Copy every record exactly, and keep the pictures out.

(begin)

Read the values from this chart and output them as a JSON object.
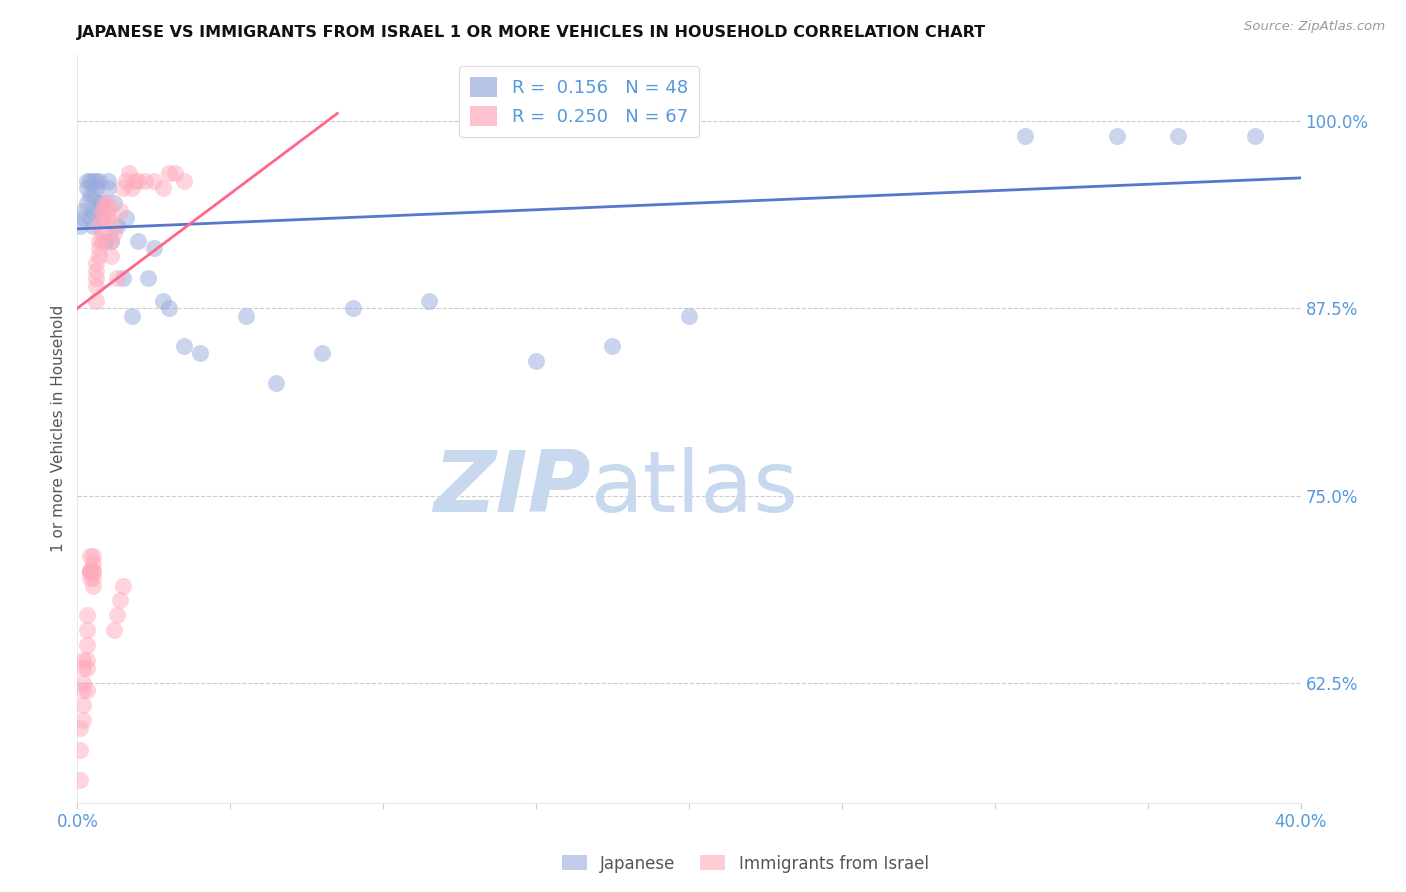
{
  "title": "JAPANESE VS IMMIGRANTS FROM ISRAEL 1 OR MORE VEHICLES IN HOUSEHOLD CORRELATION CHART",
  "source": "Source: ZipAtlas.com",
  "ylabel": "1 or more Vehicles in Household",
  "ytick_vals": [
    0.625,
    0.75,
    0.875,
    1.0
  ],
  "ytick_labels": [
    "62.5%",
    "75.0%",
    "87.5%",
    "100.0%"
  ],
  "xmin": 0.0,
  "xmax": 0.4,
  "ymin": 0.545,
  "ymax": 1.045,
  "blue_r": 0.156,
  "blue_n": 48,
  "pink_r": 0.25,
  "pink_n": 67,
  "legend_label1": "Japanese",
  "legend_label2": "Immigrants from Israel",
  "watermark_zip": "ZIP",
  "watermark_atlas": "atlas",
  "blue_scatter_x": [
    0.001,
    0.002,
    0.002,
    0.003,
    0.003,
    0.003,
    0.004,
    0.004,
    0.004,
    0.005,
    0.005,
    0.005,
    0.005,
    0.006,
    0.006,
    0.007,
    0.007,
    0.007,
    0.008,
    0.008,
    0.009,
    0.01,
    0.01,
    0.011,
    0.012,
    0.013,
    0.015,
    0.016,
    0.018,
    0.02,
    0.023,
    0.025,
    0.028,
    0.03,
    0.035,
    0.04,
    0.055,
    0.065,
    0.08,
    0.09,
    0.115,
    0.15,
    0.175,
    0.2,
    0.31,
    0.34,
    0.36,
    0.385
  ],
  "blue_scatter_y": [
    0.93,
    0.94,
    0.935,
    0.945,
    0.955,
    0.96,
    0.95,
    0.935,
    0.96,
    0.93,
    0.94,
    0.95,
    0.96,
    0.96,
    0.955,
    0.94,
    0.945,
    0.96,
    0.935,
    0.945,
    0.92,
    0.955,
    0.96,
    0.92,
    0.945,
    0.93,
    0.895,
    0.935,
    0.87,
    0.92,
    0.895,
    0.915,
    0.88,
    0.875,
    0.85,
    0.845,
    0.87,
    0.825,
    0.845,
    0.875,
    0.88,
    0.84,
    0.85,
    0.87,
    0.99,
    0.99,
    0.99,
    0.99
  ],
  "pink_scatter_x": [
    0.001,
    0.001,
    0.001,
    0.002,
    0.002,
    0.002,
    0.002,
    0.002,
    0.002,
    0.003,
    0.003,
    0.003,
    0.003,
    0.003,
    0.003,
    0.004,
    0.004,
    0.004,
    0.004,
    0.004,
    0.004,
    0.005,
    0.005,
    0.005,
    0.005,
    0.005,
    0.005,
    0.006,
    0.006,
    0.006,
    0.006,
    0.006,
    0.007,
    0.007,
    0.007,
    0.007,
    0.008,
    0.008,
    0.008,
    0.008,
    0.009,
    0.009,
    0.01,
    0.01,
    0.01,
    0.011,
    0.011,
    0.012,
    0.012,
    0.013,
    0.014,
    0.015,
    0.016,
    0.017,
    0.018,
    0.019,
    0.02,
    0.022,
    0.025,
    0.028,
    0.03,
    0.032,
    0.035,
    0.012,
    0.013,
    0.014,
    0.015
  ],
  "pink_scatter_y": [
    0.58,
    0.595,
    0.56,
    0.64,
    0.62,
    0.61,
    0.6,
    0.625,
    0.635,
    0.62,
    0.635,
    0.64,
    0.65,
    0.66,
    0.67,
    0.7,
    0.7,
    0.7,
    0.7,
    0.695,
    0.71,
    0.7,
    0.69,
    0.695,
    0.7,
    0.705,
    0.71,
    0.88,
    0.89,
    0.895,
    0.9,
    0.905,
    0.91,
    0.915,
    0.92,
    0.93,
    0.92,
    0.925,
    0.935,
    0.94,
    0.94,
    0.945,
    0.935,
    0.94,
    0.945,
    0.91,
    0.92,
    0.925,
    0.93,
    0.895,
    0.94,
    0.955,
    0.96,
    0.965,
    0.955,
    0.96,
    0.96,
    0.96,
    0.96,
    0.955,
    0.965,
    0.965,
    0.96,
    0.66,
    0.67,
    0.68,
    0.69
  ],
  "blue_line_x": [
    0.0,
    0.4
  ],
  "blue_line_y": [
    0.928,
    0.962
  ],
  "pink_line_x": [
    0.0,
    0.085
  ],
  "pink_line_y": [
    0.875,
    1.005
  ],
  "blue_dot_color": "#99aadd",
  "blue_line_color": "#5577cc",
  "pink_dot_color": "#ffaabb",
  "pink_line_color": "#ff6688",
  "axis_label_color": "#5599dd",
  "grid_color": "#cccccc",
  "watermark_zip_color": "#c8d8ee",
  "watermark_atlas_color": "#c8d8ee",
  "bg_color": "#ffffff",
  "title_color": "#111111",
  "ylabel_color": "#555555",
  "source_color": "#999999",
  "legend_text_color": "#5599dd"
}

(end)

Result for this exercise –
Read the values from this chart and output them as a JSON object.
{
  "title": "JAPANESE VS IMMIGRANTS FROM ISRAEL 1 OR MORE VEHICLES IN HOUSEHOLD CORRELATION CHART",
  "source": "Source: ZipAtlas.com",
  "ylabel": "1 or more Vehicles in Household",
  "ytick_vals": [
    0.625,
    0.75,
    0.875,
    1.0
  ],
  "ytick_labels": [
    "62.5%",
    "75.0%",
    "87.5%",
    "100.0%"
  ],
  "xmin": 0.0,
  "xmax": 0.4,
  "ymin": 0.545,
  "ymax": 1.045,
  "blue_r": 0.156,
  "blue_n": 48,
  "pink_r": 0.25,
  "pink_n": 67,
  "legend_label1": "Japanese",
  "legend_label2": "Immigrants from Israel",
  "watermark_zip": "ZIP",
  "watermark_atlas": "atlas",
  "blue_scatter_x": [
    0.001,
    0.002,
    0.002,
    0.003,
    0.003,
    0.003,
    0.004,
    0.004,
    0.004,
    0.005,
    0.005,
    0.005,
    0.005,
    0.006,
    0.006,
    0.007,
    0.007,
    0.007,
    0.008,
    0.008,
    0.009,
    0.01,
    0.01,
    0.011,
    0.012,
    0.013,
    0.015,
    0.016,
    0.018,
    0.02,
    0.023,
    0.025,
    0.028,
    0.03,
    0.035,
    0.04,
    0.055,
    0.065,
    0.08,
    0.09,
    0.115,
    0.15,
    0.175,
    0.2,
    0.31,
    0.34,
    0.36,
    0.385
  ],
  "blue_scatter_y": [
    0.93,
    0.94,
    0.935,
    0.945,
    0.955,
    0.96,
    0.95,
    0.935,
    0.96,
    0.93,
    0.94,
    0.95,
    0.96,
    0.96,
    0.955,
    0.94,
    0.945,
    0.96,
    0.935,
    0.945,
    0.92,
    0.955,
    0.96,
    0.92,
    0.945,
    0.93,
    0.895,
    0.935,
    0.87,
    0.92,
    0.895,
    0.915,
    0.88,
    0.875,
    0.85,
    0.845,
    0.87,
    0.825,
    0.845,
    0.875,
    0.88,
    0.84,
    0.85,
    0.87,
    0.99,
    0.99,
    0.99,
    0.99
  ],
  "pink_scatter_x": [
    0.001,
    0.001,
    0.001,
    0.002,
    0.002,
    0.002,
    0.002,
    0.002,
    0.002,
    0.003,
    0.003,
    0.003,
    0.003,
    0.003,
    0.003,
    0.004,
    0.004,
    0.004,
    0.004,
    0.004,
    0.004,
    0.005,
    0.005,
    0.005,
    0.005,
    0.005,
    0.005,
    0.006,
    0.006,
    0.006,
    0.006,
    0.006,
    0.007,
    0.007,
    0.007,
    0.007,
    0.008,
    0.008,
    0.008,
    0.008,
    0.009,
    0.009,
    0.01,
    0.01,
    0.01,
    0.011,
    0.011,
    0.012,
    0.012,
    0.013,
    0.014,
    0.015,
    0.016,
    0.017,
    0.018,
    0.019,
    0.02,
    0.022,
    0.025,
    0.028,
    0.03,
    0.032,
    0.035,
    0.012,
    0.013,
    0.014,
    0.015
  ],
  "pink_scatter_y": [
    0.58,
    0.595,
    0.56,
    0.64,
    0.62,
    0.61,
    0.6,
    0.625,
    0.635,
    0.62,
    0.635,
    0.64,
    0.65,
    0.66,
    0.67,
    0.7,
    0.7,
    0.7,
    0.7,
    0.695,
    0.71,
    0.7,
    0.69,
    0.695,
    0.7,
    0.705,
    0.71,
    0.88,
    0.89,
    0.895,
    0.9,
    0.905,
    0.91,
    0.915,
    0.92,
    0.93,
    0.92,
    0.925,
    0.935,
    0.94,
    0.94,
    0.945,
    0.935,
    0.94,
    0.945,
    0.91,
    0.92,
    0.925,
    0.93,
    0.895,
    0.94,
    0.955,
    0.96,
    0.965,
    0.955,
    0.96,
    0.96,
    0.96,
    0.96,
    0.955,
    0.965,
    0.965,
    0.96,
    0.66,
    0.67,
    0.68,
    0.69
  ],
  "blue_line_x": [
    0.0,
    0.4
  ],
  "blue_line_y": [
    0.928,
    0.962
  ],
  "pink_line_x": [
    0.0,
    0.085
  ],
  "pink_line_y": [
    0.875,
    1.005
  ],
  "blue_dot_color": "#99aadd",
  "blue_line_color": "#5577cc",
  "pink_dot_color": "#ffaabb",
  "pink_line_color": "#ff6688",
  "axis_label_color": "#5599dd",
  "grid_color": "#cccccc",
  "watermark_zip_color": "#c8d8ee",
  "watermark_atlas_color": "#c8d8ee",
  "bg_color": "#ffffff",
  "title_color": "#111111",
  "ylabel_color": "#555555",
  "source_color": "#999999",
  "legend_text_color": "#5599dd"
}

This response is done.